#### Instruction:
Leave out the pictures and repeat the data exactly.

Figure record extracts

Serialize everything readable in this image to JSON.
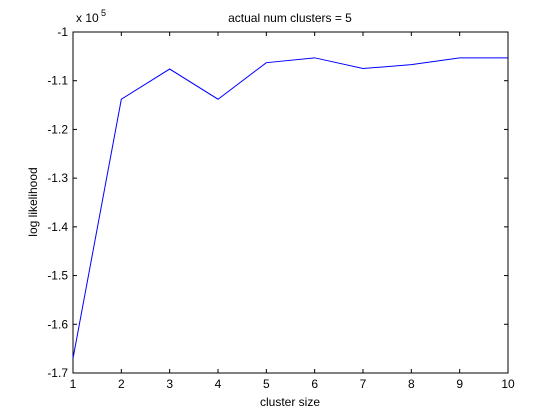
{
  "chart_data": {
    "type": "line",
    "title": "actual num clusters = 5",
    "xlabel": "cluster size",
    "ylabel": "log likelihood",
    "y_exponent_label": "x 10",
    "y_exponent_power": "5",
    "xlim": [
      1,
      10
    ],
    "ylim": [
      -1.7,
      -1.0
    ],
    "x_ticks": [
      "1",
      "2",
      "3",
      "4",
      "5",
      "6",
      "7",
      "8",
      "9",
      "10"
    ],
    "y_ticks": [
      "-1",
      "-1.1",
      "-1.2",
      "-1.3",
      "-1.4",
      "-1.5",
      "-1.6",
      "-1.7"
    ],
    "grid": false,
    "series": [
      {
        "x": [
          1,
          2,
          3,
          4,
          5,
          6,
          7,
          8,
          9,
          10
        ],
        "values": [
          -1.67,
          -1.138,
          -1.076,
          -1.138,
          -1.063,
          -1.053,
          -1.075,
          -1.067,
          -1.053,
          -1.053
        ],
        "color": "#0000ff"
      }
    ]
  }
}
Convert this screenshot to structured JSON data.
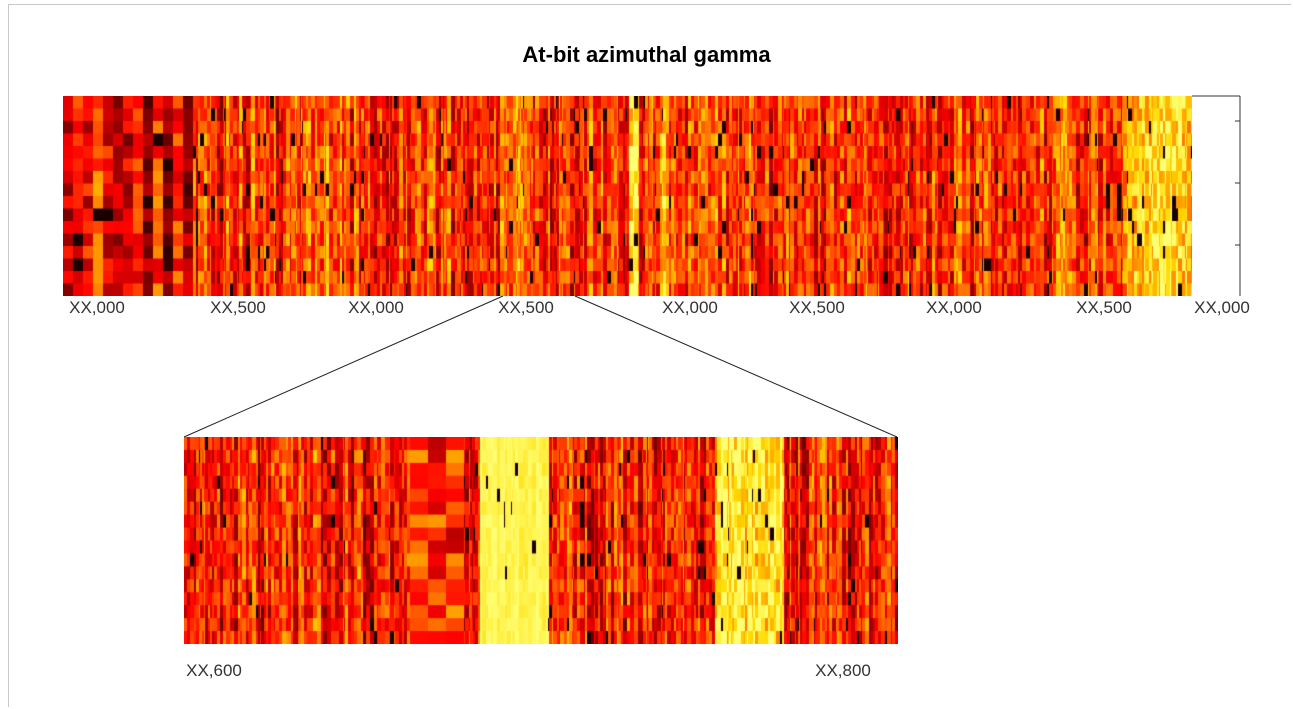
{
  "chart_data": [
    {
      "type": "heatmap",
      "title": "At-bit azimuthal gamma",
      "colormap": "hot",
      "colors": {
        "low": "#000000",
        "mid1": "#b00000",
        "mid2": "#ff3300",
        "mid3": "#ff9900",
        "high": "#ffff66"
      },
      "x_ticks": [
        "XX,000",
        "XX,500",
        "XX,000",
        "XX,500",
        "XX,000",
        "XX,500",
        "XX,000",
        "XX,500",
        "XX,000"
      ],
      "rows": 16,
      "grid": false
    },
    {
      "type": "heatmap",
      "title": "",
      "colormap": "hot",
      "x_ticks": [
        "XX,600",
        "XX,800"
      ],
      "rows": 16,
      "grid": false
    }
  ]
}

#### Task output:
Serialize everything readable in this image to JSON.
{
  "chart_data": {
    "type": "line",
    "title": "actual num clusters = 5",
    "xlabel": "cluster size",
    "ylabel": "log likelihood",
    "y_exponent_label": "x 10",
    "y_exponent_power": "5",
    "xlim": [
      1,
      10
    ],
    "ylim": [
      -1.7,
      -1.0
    ],
    "x_ticks": [
      "1",
      "2",
      "3",
      "4",
      "5",
      "6",
      "7",
      "8",
      "9",
      "10"
    ],
    "y_ticks": [
      "-1",
      "-1.1",
      "-1.2",
      "-1.3",
      "-1.4",
      "-1.5",
      "-1.6",
      "-1.7"
    ],
    "grid": false,
    "series": [
      {
        "x": [
          1,
          2,
          3,
          4,
          5,
          6,
          7,
          8,
          9,
          10
        ],
        "values": [
          -1.67,
          -1.138,
          -1.076,
          -1.138,
          -1.063,
          -1.053,
          -1.075,
          -1.067,
          -1.053,
          -1.053
        ],
        "color": "#0000ff"
      }
    ]
  }
}
Convert this screenshot to structured JSON data.
{
  "chart_data": [
    {
      "type": "heatmap",
      "title": "At-bit azimuthal gamma",
      "colormap": "hot",
      "colors": {
        "low": "#000000",
        "mid1": "#b00000",
        "mid2": "#ff3300",
        "mid3": "#ff9900",
        "high": "#ffff66"
      },
      "x_ticks": [
        "XX,000",
        "XX,500",
        "XX,000",
        "XX,500",
        "XX,000",
        "XX,500",
        "XX,000",
        "XX,500",
        "XX,000"
      ],
      "rows": 16,
      "grid": false
    },
    {
      "type": "heatmap",
      "title": "",
      "colormap": "hot",
      "x_ticks": [
        "XX,600",
        "XX,800"
      ],
      "rows": 16,
      "grid": false
    }
  ]
}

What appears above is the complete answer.